== EXTRACTED RECORDS ==
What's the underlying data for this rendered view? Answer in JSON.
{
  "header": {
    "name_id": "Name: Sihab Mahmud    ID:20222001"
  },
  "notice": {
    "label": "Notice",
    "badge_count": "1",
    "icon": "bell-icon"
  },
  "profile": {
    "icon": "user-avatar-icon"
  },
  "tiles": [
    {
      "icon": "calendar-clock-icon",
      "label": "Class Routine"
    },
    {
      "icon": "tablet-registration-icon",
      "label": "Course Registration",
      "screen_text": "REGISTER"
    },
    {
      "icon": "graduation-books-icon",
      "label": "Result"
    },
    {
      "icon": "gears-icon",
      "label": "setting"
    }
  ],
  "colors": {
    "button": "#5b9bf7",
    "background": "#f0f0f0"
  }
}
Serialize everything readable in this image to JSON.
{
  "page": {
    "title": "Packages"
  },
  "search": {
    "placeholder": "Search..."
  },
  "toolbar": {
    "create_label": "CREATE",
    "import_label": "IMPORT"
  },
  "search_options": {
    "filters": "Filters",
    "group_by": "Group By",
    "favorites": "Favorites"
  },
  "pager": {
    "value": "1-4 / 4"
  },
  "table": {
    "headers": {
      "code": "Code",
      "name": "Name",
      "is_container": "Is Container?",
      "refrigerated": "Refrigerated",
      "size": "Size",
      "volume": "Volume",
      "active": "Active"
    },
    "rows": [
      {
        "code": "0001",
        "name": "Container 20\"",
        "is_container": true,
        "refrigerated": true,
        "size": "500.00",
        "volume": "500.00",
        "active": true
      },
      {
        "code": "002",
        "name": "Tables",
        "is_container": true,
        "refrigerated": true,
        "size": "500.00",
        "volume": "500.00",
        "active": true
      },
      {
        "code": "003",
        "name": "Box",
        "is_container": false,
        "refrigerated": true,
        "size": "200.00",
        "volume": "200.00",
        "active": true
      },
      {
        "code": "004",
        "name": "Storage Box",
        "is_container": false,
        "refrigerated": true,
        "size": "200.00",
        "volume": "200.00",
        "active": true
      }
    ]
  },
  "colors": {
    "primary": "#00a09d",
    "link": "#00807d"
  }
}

== REQUIRED TASK ==
Pull out each line of the records holding the string "JSON".

== FULL OUTPUT ==
What's the underlying data for this rendered view? Answer in JSON.
Serialize everything readable in this image to JSON.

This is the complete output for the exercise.